INSTRUCTIONS FOR THE TASK: Print out every line, exactly as written.

DATA FOR THE TASK:
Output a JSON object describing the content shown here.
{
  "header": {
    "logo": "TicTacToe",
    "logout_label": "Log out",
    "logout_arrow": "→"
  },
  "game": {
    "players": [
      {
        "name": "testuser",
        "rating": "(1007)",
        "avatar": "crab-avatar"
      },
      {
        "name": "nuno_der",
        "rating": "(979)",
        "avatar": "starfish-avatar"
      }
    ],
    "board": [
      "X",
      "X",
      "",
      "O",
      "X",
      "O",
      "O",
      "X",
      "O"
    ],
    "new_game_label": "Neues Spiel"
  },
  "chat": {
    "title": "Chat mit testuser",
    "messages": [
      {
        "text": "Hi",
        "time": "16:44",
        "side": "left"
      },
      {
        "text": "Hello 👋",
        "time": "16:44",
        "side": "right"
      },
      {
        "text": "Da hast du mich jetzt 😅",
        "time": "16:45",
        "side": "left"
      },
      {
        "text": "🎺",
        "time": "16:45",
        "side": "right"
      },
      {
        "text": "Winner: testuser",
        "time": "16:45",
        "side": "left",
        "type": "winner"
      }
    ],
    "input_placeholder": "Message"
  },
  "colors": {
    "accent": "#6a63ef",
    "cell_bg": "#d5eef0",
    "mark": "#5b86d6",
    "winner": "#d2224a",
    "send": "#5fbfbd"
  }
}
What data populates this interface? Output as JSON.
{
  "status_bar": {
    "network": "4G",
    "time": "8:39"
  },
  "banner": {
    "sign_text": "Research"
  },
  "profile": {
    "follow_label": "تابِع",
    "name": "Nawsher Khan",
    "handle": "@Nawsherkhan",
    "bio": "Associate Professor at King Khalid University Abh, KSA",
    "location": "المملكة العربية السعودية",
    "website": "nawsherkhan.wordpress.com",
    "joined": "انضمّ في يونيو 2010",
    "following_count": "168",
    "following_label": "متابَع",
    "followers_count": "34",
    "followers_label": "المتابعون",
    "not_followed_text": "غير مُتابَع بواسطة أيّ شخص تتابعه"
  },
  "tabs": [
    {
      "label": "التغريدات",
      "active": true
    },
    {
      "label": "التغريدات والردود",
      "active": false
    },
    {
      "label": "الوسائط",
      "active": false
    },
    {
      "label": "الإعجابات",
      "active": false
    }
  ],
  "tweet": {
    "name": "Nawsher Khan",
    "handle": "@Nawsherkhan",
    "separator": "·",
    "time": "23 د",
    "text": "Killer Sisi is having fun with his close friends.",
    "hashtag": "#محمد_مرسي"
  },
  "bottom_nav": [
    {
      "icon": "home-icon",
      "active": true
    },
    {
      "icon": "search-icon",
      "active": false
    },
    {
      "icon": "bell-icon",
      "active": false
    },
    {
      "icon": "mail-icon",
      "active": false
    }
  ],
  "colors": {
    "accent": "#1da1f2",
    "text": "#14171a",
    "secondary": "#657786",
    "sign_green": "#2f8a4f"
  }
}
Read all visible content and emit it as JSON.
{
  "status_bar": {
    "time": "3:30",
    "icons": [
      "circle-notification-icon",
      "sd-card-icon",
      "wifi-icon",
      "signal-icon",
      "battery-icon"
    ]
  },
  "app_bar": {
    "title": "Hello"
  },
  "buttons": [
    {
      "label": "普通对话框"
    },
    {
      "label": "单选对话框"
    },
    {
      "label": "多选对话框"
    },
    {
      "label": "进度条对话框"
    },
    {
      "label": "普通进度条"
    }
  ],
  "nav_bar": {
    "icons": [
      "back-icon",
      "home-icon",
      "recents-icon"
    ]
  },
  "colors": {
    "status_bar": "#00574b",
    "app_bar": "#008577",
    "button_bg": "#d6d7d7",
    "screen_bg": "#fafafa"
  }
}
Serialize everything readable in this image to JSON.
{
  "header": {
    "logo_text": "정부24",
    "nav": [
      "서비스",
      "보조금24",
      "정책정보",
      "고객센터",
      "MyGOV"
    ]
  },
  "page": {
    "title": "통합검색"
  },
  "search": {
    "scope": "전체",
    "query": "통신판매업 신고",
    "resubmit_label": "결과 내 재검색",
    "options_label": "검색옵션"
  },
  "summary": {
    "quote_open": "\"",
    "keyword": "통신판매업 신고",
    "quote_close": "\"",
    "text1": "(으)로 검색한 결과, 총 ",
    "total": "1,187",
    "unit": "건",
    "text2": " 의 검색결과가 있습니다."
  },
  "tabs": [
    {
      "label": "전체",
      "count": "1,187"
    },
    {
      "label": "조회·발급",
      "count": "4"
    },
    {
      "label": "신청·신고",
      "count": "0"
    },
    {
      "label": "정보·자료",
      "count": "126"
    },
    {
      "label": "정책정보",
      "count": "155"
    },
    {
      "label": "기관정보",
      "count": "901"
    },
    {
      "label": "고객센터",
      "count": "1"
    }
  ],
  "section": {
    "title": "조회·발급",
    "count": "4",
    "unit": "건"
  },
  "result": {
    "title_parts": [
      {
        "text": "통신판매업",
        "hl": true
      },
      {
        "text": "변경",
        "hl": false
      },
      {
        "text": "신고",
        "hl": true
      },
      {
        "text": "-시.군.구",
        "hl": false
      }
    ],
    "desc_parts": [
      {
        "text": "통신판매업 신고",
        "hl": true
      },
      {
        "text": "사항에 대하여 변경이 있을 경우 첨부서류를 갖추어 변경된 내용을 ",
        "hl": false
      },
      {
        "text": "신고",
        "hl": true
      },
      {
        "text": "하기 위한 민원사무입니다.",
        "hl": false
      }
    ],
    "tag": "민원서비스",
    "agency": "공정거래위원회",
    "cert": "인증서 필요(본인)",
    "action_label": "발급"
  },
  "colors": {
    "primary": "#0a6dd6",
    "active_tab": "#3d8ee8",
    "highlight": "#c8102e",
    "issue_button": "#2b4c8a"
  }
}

SOLUTION FOR THIS PROBLEM:
Output a JSON object describing the content shown here.
{
  "header": {
    "logo": "TicTacToe",
    "logout_label": "Log out",
    "logout_arrow": "→"
  },
  "game": {
    "players": [
      {
        "name": "testuser",
        "rating": "(1007)",
        "avatar": "crab-avatar"
      },
      {
        "name": "nuno_der",
        "rating": "(979)",
        "avatar": "starfish-avatar"
      }
    ],
    "board": [
      "X",
      "X",
      "",
      "O",
      "X",
      "O",
      "O",
      "X",
      "O"
    ],
    "new_game_label": "Neues Spiel"
  },
  "chat": {
    "title": "Chat mit testuser",
    "messages": [
      {
        "text": "Hi",
        "time": "16:44",
        "side": "left"
      },
      {
        "text": "Hello 👋",
        "time": "16:44",
        "side": "right"
      },
      {
        "text": "Da hast du mich jetzt 😅",
        "time": "16:45",
        "side": "left"
      },
      {
        "text": "🎺",
        "time": "16:45",
        "side": "right"
      },
      {
        "text": "Winner: testuser",
        "time": "16:45",
        "side": "left",
        "type": "winner"
      }
    ],
    "input_placeholder": "Message"
  },
  "colors": {
    "accent": "#6a63ef",
    "cell_bg": "#d5eef0",
    "mark": "#5b86d6",
    "winner": "#d2224a",
    "send": "#5fbfbd"
  }
}
What data populates this interface? Output as JSON.
{
  "status_bar": {
    "network": "4G",
    "time": "8:39"
  },
  "banner": {
    "sign_text": "Research"
  },
  "profile": {
    "follow_label": "تابِع",
    "name": "Nawsher Khan",
    "handle": "@Nawsherkhan",
    "bio": "Associate Professor at King Khalid University Abh, KSA",
    "location": "المملكة العربية السعودية",
    "website": "nawsherkhan.wordpress.com",
    "joined": "انضمّ في يونيو 2010",
    "following_count": "168",
    "following_label": "متابَع",
    "followers_count": "34",
    "followers_label": "المتابعون",
    "not_followed_text": "غير مُتابَع بواسطة أيّ شخص تتابعه"
  },
  "tabs": [
    {
      "label": "التغريدات",
      "active": true
    },
    {
      "label": "التغريدات والردود",
      "active": false
    },
    {
      "label": "الوسائط",
      "active": false
    },
    {
      "label": "الإعجابات",
      "active": false
    }
  ],
  "tweet": {
    "name": "Nawsher Khan",
    "handle": "@Nawsherkhan",
    "separator": "·",
    "time": "23 د",
    "text": "Killer Sisi is having fun with his close friends.",
    "hashtag": "#محمد_مرسي"
  },
  "bottom_nav": [
    {
      "icon": "home-icon",
      "active": true
    },
    {
      "icon": "search-icon",
      "active": false
    },
    {
      "icon": "bell-icon",
      "active": false
    },
    {
      "icon": "mail-icon",
      "active": false
    }
  ],
  "colors": {
    "accent": "#1da1f2",
    "text": "#14171a",
    "secondary": "#657786",
    "sign_green": "#2f8a4f"
  }
}
Read all visible content and emit it as JSON.
{
  "status_bar": {
    "time": "3:30",
    "icons": [
      "circle-notification-icon",
      "sd-card-icon",
      "wifi-icon",
      "signal-icon",
      "battery-icon"
    ]
  },
  "app_bar": {
    "title": "Hello"
  },
  "buttons": [
    {
      "label": "普通对话框"
    },
    {
      "label": "单选对话框"
    },
    {
      "label": "多选对话框"
    },
    {
      "label": "进度条对话框"
    },
    {
      "label": "普通进度条"
    }
  ],
  "nav_bar": {
    "icons": [
      "back-icon",
      "home-icon",
      "recents-icon"
    ]
  },
  "colors": {
    "status_bar": "#00574b",
    "app_bar": "#008577",
    "button_bg": "#d6d7d7",
    "screen_bg": "#fafafa"
  }
}
Serialize everything readable in this image to JSON.
{
  "header": {
    "logo_text": "정부24",
    "nav": [
      "서비스",
      "보조금24",
      "정책정보",
      "고객센터",
      "MyGOV"
    ]
  },
  "page": {
    "title": "통합검색"
  },
  "search": {
    "scope": "전체",
    "query": "통신판매업 신고",
    "resubmit_label": "결과 내 재검색",
    "options_label": "검색옵션"
  },
  "summary": {
    "quote_open": "\"",
    "keyword": "통신판매업 신고",
    "quote_close": "\"",
    "text1": "(으)로 검색한 결과, 총 ",
    "total": "1,187",
    "unit": "건",
    "text2": " 의 검색결과가 있습니다."
  },
  "tabs": [
    {
      "label": "전체",
      "count": "1,187"
    },
    {
      "label": "조회·발급",
      "count": "4"
    },
    {
      "label": "신청·신고",
      "count": "0"
    },
    {
      "label": "정보·자료",
      "count": "126"
    },
    {
      "label": "정책정보",
      "count": "155"
    },
    {
      "label": "기관정보",
      "count": "901"
    },
    {
      "label": "고객센터",
      "count": "1"
    }
  ],
  "section": {
    "title": "조회·발급",
    "count": "4",
    "unit": "건"
  },
  "result": {
    "title_parts": [
      {
        "text": "통신판매업",
        "hl": true
      },
      {
        "text": "변경",
        "hl": false
      },
      {
        "text": "신고",
        "hl": true
      },
      {
        "text": "-시.군.구",
        "hl": false
      }
    ],
    "desc_parts": [
      {
        "text": "통신판매업 신고",
        "hl": true
      },
      {
        "text": "사항에 대하여 변경이 있을 경우 첨부서류를 갖추어 변경된 내용을 ",
        "hl": false
      },
      {
        "text": "신고",
        "hl": true
      },
      {
        "text": "하기 위한 민원사무입니다.",
        "hl": false
      }
    ],
    "tag": "민원서비스",
    "agency": "공정거래위원회",
    "cert": "인증서 필요(본인)",
    "action_label": "발급"
  },
  "colors": {
    "primary": "#0a6dd6",
    "active_tab": "#3d8ee8",
    "highlight": "#c8102e",
    "issue_button": "#2b4c8a"
  }
}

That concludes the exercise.